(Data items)
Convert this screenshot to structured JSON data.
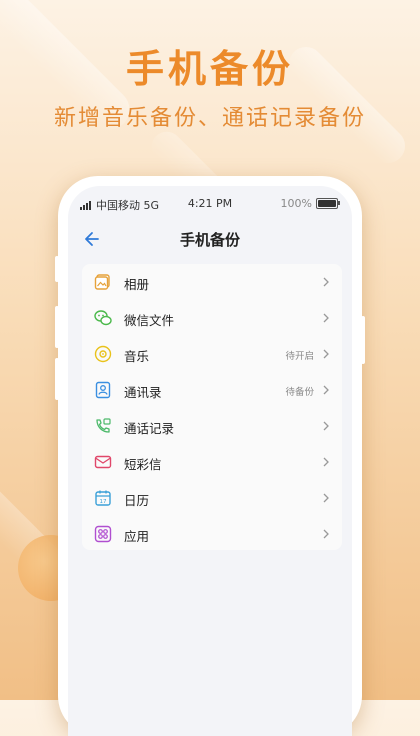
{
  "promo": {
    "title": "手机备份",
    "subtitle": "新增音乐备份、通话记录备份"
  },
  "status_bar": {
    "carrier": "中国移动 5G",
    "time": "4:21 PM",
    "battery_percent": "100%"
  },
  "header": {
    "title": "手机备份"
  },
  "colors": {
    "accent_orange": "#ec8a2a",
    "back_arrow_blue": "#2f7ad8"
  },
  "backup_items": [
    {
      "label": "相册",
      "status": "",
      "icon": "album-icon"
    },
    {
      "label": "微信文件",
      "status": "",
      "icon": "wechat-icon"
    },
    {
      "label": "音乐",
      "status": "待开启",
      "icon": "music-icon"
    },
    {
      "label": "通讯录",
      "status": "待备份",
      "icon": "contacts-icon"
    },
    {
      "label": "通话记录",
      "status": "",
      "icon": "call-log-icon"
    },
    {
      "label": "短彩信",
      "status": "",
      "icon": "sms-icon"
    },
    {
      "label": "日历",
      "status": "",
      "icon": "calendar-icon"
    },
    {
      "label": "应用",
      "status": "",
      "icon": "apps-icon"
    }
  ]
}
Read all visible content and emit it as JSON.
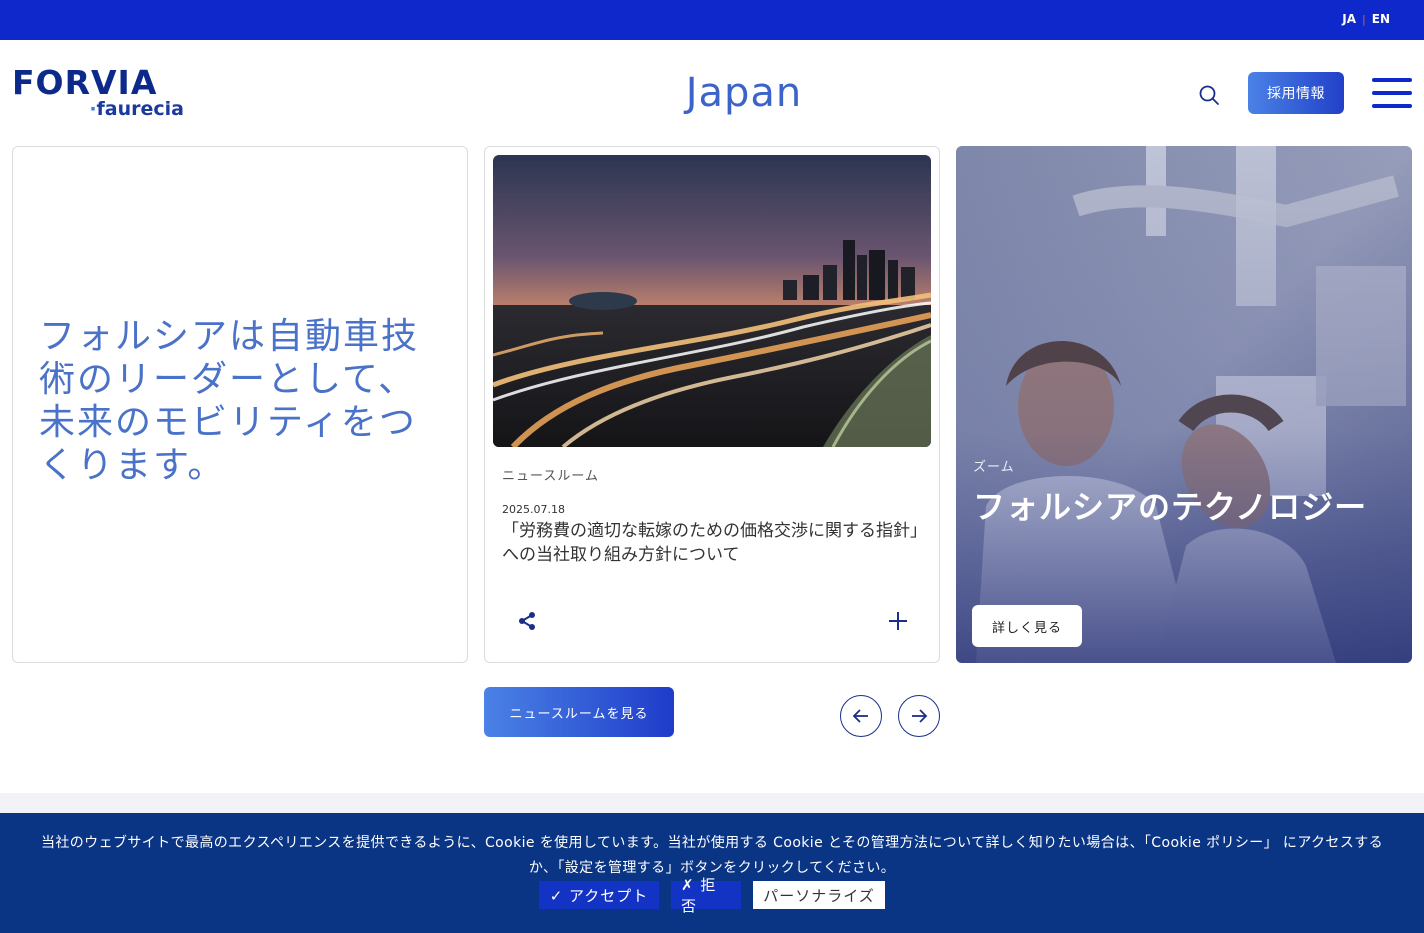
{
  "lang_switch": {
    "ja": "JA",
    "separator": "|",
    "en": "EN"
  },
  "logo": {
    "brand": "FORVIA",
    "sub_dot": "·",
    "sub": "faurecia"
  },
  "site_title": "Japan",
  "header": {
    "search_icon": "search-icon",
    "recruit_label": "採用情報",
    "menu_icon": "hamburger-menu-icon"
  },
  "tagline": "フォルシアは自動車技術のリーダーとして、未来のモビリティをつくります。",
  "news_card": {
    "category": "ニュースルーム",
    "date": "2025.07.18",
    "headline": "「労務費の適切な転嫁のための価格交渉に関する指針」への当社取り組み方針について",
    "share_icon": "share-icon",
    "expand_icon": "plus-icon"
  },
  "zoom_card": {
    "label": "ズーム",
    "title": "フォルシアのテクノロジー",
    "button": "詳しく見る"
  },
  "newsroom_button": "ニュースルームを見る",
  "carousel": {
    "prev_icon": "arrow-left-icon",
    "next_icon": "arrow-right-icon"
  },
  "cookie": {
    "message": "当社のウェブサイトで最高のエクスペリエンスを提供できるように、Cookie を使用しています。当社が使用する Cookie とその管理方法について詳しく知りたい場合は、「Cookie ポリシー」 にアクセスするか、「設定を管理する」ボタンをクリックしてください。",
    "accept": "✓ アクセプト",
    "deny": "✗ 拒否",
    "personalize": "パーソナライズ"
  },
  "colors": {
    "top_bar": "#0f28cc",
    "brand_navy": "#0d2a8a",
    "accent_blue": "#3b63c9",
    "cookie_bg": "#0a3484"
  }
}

■ WHAT THE EXERCISE ASKS
Could you reproduce every record above exactly, leaving out the pictures?

■ SOLUTION TO THIS PROBLEM
Convert this screenshot to structured JSON data.
{
  "promo": {
    "title": "手机备份",
    "subtitle": "新增音乐备份、通话记录备份"
  },
  "status_bar": {
    "carrier": "中国移动 5G",
    "time": "4:21 PM",
    "battery_percent": "100%"
  },
  "header": {
    "title": "手机备份"
  },
  "colors": {
    "accent_orange": "#ec8a2a",
    "back_arrow_blue": "#2f7ad8"
  },
  "backup_items": [
    {
      "label": "相册",
      "status": "",
      "icon": "album-icon"
    },
    {
      "label": "微信文件",
      "status": "",
      "icon": "wechat-icon"
    },
    {
      "label": "音乐",
      "status": "待开启",
      "icon": "music-icon"
    },
    {
      "label": "通讯录",
      "status": "待备份",
      "icon": "contacts-icon"
    },
    {
      "label": "通话记录",
      "status": "",
      "icon": "call-log-icon"
    },
    {
      "label": "短彩信",
      "status": "",
      "icon": "sms-icon"
    },
    {
      "label": "日历",
      "status": "",
      "icon": "calendar-icon"
    },
    {
      "label": "应用",
      "status": "",
      "icon": "apps-icon"
    }
  ]
}
Read all visible content and emit it as JSON.
{
  "lang_switch": {
    "ja": "JA",
    "separator": "|",
    "en": "EN"
  },
  "logo": {
    "brand": "FORVIA",
    "sub_dot": "·",
    "sub": "faurecia"
  },
  "site_title": "Japan",
  "header": {
    "search_icon": "search-icon",
    "recruit_label": "採用情報",
    "menu_icon": "hamburger-menu-icon"
  },
  "tagline": "フォルシアは自動車技術のリーダーとして、未来のモビリティをつくります。",
  "news_card": {
    "category": "ニュースルーム",
    "date": "2025.07.18",
    "headline": "「労務費の適切な転嫁のための価格交渉に関する指針」への当社取り組み方針について",
    "share_icon": "share-icon",
    "expand_icon": "plus-icon"
  },
  "zoom_card": {
    "label": "ズーム",
    "title": "フォルシアのテクノロジー",
    "button": "詳しく見る"
  },
  "newsroom_button": "ニュースルームを見る",
  "carousel": {
    "prev_icon": "arrow-left-icon",
    "next_icon": "arrow-right-icon"
  },
  "cookie": {
    "message": "当社のウェブサイトで最高のエクスペリエンスを提供できるように、Cookie を使用しています。当社が使用する Cookie とその管理方法について詳しく知りたい場合は、「Cookie ポリシー」 にアクセスするか、「設定を管理する」ボタンをクリックしてください。",
    "accept": "✓ アクセプト",
    "deny": "✗ 拒否",
    "personalize": "パーソナライズ"
  },
  "colors": {
    "top_bar": "#0f28cc",
    "brand_navy": "#0d2a8a",
    "accent_blue": "#3b63c9",
    "cookie_bg": "#0a3484"
  }
}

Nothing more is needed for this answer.